▶ **Brief**
In the data, extract each line that holds the string "の表示のある項目については".

▶ **Data to use**
▼▼▼
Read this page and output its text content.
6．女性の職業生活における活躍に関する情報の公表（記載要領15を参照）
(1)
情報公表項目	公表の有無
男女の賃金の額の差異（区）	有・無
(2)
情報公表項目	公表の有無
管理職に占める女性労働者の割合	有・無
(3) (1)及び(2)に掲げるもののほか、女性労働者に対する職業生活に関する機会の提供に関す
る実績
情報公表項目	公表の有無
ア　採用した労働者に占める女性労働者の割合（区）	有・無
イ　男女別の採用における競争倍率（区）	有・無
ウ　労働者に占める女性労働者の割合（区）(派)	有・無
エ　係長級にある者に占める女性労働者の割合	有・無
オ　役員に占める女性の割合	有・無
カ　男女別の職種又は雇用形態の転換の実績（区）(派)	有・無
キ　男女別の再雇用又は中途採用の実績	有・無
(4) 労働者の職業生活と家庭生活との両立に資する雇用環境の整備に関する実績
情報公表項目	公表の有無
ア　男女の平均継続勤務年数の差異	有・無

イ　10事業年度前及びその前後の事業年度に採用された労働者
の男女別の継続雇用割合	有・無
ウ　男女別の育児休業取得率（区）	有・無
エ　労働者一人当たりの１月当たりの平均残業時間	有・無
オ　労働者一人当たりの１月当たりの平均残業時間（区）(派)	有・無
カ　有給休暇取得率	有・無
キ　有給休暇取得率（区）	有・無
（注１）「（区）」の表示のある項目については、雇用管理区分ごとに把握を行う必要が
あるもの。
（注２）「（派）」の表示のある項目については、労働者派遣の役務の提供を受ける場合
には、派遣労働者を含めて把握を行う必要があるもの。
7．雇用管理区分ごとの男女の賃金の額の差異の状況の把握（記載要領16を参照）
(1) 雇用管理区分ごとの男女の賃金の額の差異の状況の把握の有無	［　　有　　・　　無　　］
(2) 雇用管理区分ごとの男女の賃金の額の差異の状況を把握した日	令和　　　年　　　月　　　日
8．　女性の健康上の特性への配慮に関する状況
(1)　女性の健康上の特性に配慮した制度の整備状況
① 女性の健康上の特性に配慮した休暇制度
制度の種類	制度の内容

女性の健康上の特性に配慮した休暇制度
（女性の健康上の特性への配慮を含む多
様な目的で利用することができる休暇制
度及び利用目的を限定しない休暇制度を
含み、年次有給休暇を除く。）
▲▲▲
▶ **Task output**
（注１）「（区）」の表示のある項目については、雇用管理区分ごとに把握を行う必要が
（注２）「（派）」の表示のある項目については、労働者派遣の役務の提供を受ける場合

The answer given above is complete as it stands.